• [Given instruction] Retype every entry word for word.

··· Input material ···

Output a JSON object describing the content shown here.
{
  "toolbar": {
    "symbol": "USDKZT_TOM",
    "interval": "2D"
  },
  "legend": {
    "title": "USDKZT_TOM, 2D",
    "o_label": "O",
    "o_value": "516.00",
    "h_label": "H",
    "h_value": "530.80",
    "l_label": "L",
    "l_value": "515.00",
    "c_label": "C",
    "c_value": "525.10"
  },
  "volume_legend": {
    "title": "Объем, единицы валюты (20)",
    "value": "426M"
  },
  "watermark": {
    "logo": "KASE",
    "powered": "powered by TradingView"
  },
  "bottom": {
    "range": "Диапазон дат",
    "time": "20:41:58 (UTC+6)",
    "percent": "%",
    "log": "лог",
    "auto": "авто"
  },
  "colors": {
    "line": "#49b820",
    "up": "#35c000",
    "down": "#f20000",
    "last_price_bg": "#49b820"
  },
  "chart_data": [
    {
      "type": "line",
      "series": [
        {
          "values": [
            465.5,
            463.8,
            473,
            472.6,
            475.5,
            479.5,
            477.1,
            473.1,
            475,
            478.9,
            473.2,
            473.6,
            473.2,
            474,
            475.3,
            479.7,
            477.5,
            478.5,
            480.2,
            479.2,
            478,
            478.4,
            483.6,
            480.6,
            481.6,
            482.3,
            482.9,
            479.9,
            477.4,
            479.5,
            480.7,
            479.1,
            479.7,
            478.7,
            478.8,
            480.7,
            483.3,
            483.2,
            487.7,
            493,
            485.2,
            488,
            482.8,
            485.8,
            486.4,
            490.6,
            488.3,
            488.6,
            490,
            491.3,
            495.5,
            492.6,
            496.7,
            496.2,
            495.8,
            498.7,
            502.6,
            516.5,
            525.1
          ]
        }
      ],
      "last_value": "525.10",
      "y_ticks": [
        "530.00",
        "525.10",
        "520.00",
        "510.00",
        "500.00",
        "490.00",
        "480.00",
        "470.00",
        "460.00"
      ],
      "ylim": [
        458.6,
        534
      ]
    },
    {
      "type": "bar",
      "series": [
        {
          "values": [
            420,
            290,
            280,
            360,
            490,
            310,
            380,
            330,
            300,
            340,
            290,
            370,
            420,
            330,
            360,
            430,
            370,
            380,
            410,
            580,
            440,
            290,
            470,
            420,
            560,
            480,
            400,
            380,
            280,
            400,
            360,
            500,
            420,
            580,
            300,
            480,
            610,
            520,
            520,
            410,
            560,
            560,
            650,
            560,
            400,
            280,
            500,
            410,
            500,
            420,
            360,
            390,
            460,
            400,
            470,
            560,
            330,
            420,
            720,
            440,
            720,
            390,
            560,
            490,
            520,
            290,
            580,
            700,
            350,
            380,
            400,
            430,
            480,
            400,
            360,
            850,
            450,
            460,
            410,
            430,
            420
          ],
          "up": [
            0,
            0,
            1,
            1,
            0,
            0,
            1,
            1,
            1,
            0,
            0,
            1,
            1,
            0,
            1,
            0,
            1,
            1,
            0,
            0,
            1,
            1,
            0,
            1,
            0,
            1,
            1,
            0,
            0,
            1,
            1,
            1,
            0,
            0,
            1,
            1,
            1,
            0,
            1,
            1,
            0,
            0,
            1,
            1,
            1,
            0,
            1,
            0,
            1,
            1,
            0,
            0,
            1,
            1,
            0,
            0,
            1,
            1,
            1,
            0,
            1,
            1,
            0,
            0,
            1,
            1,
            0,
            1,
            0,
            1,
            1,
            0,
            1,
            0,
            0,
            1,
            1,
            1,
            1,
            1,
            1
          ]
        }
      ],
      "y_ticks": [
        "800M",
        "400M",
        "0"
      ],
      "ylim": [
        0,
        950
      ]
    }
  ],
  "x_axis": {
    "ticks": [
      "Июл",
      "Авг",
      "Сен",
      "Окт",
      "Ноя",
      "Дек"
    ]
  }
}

···

• [Final answer]
Output a JSON object describing the content shown here.
{
  "toolbar": {
    "symbol": "USDKZT_TOM",
    "interval": "2D"
  },
  "legend": {
    "title": "USDKZT_TOM, 2D",
    "o_label": "O",
    "o_value": "516.00",
    "h_label": "H",
    "h_value": "530.80",
    "l_label": "L",
    "l_value": "515.00",
    "c_label": "C",
    "c_value": "525.10"
  },
  "volume_legend": {
    "title": "Объем, единицы валюты (20)",
    "value": "426M"
  },
  "watermark": {
    "logo": "KASE",
    "powered": "powered by TradingView"
  },
  "bottom": {
    "range": "Диапазон дат",
    "time": "20:41:58 (UTC+6)",
    "percent": "%",
    "log": "лог",
    "auto": "авто"
  },
  "colors": {
    "line": "#49b820",
    "up": "#35c000",
    "down": "#f20000",
    "last_price_bg": "#49b820"
  },
  "chart_data": [
    {
      "type": "line",
      "series": [
        {
          "values": [
            465.5,
            463.8,
            473,
            472.6,
            475.5,
            479.5,
            477.1,
            473.1,
            475,
            478.9,
            473.2,
            473.6,
            473.2,
            474,
            475.3,
            479.7,
            477.5,
            478.5,
            480.2,
            479.2,
            478,
            478.4,
            483.6,
            480.6,
            481.6,
            482.3,
            482.9,
            479.9,
            477.4,
            479.5,
            480.7,
            479.1,
            479.7,
            478.7,
            478.8,
            480.7,
            483.3,
            483.2,
            487.7,
            493,
            485.2,
            488,
            482.8,
            485.8,
            486.4,
            490.6,
            488.3,
            488.6,
            490,
            491.3,
            495.5,
            492.6,
            496.7,
            496.2,
            495.8,
            498.7,
            502.6,
            516.5,
            525.1
          ]
        }
      ],
      "last_value": "525.10",
      "y_ticks": [
        "530.00",
        "525.10",
        "520.00",
        "510.00",
        "500.00",
        "490.00",
        "480.00",
        "470.00",
        "460.00"
      ],
      "ylim": [
        458.6,
        534
      ]
    },
    {
      "type": "bar",
      "series": [
        {
          "values": [
            420,
            290,
            280,
            360,
            490,
            310,
            380,
            330,
            300,
            340,
            290,
            370,
            420,
            330,
            360,
            430,
            370,
            380,
            410,
            580,
            440,
            290,
            470,
            420,
            560,
            480,
            400,
            380,
            280,
            400,
            360,
            500,
            420,
            580,
            300,
            480,
            610,
            520,
            520,
            410,
            560,
            560,
            650,
            560,
            400,
            280,
            500,
            410,
            500,
            420,
            360,
            390,
            460,
            400,
            470,
            560,
            330,
            420,
            720,
            440,
            720,
            390,
            560,
            490,
            520,
            290,
            580,
            700,
            350,
            380,
            400,
            430,
            480,
            400,
            360,
            850,
            450,
            460,
            410,
            430,
            420
          ],
          "up": [
            0,
            0,
            1,
            1,
            0,
            0,
            1,
            1,
            1,
            0,
            0,
            1,
            1,
            0,
            1,
            0,
            1,
            1,
            0,
            0,
            1,
            1,
            0,
            1,
            0,
            1,
            1,
            0,
            0,
            1,
            1,
            1,
            0,
            0,
            1,
            1,
            1,
            0,
            1,
            1,
            0,
            0,
            1,
            1,
            1,
            0,
            1,
            0,
            1,
            1,
            0,
            0,
            1,
            1,
            0,
            0,
            1,
            1,
            1,
            0,
            1,
            1,
            0,
            0,
            1,
            1,
            0,
            1,
            0,
            1,
            1,
            0,
            1,
            0,
            0,
            1,
            1,
            1,
            1,
            1,
            1
          ]
        }
      ],
      "y_ticks": [
        "800M",
        "400M",
        "0"
      ],
      "ylim": [
        0,
        950
      ]
    }
  ],
  "x_axis": {
    "ticks": [
      "Июл",
      "Авг",
      "Сен",
      "Окт",
      "Ноя",
      "Дек"
    ]
  }
}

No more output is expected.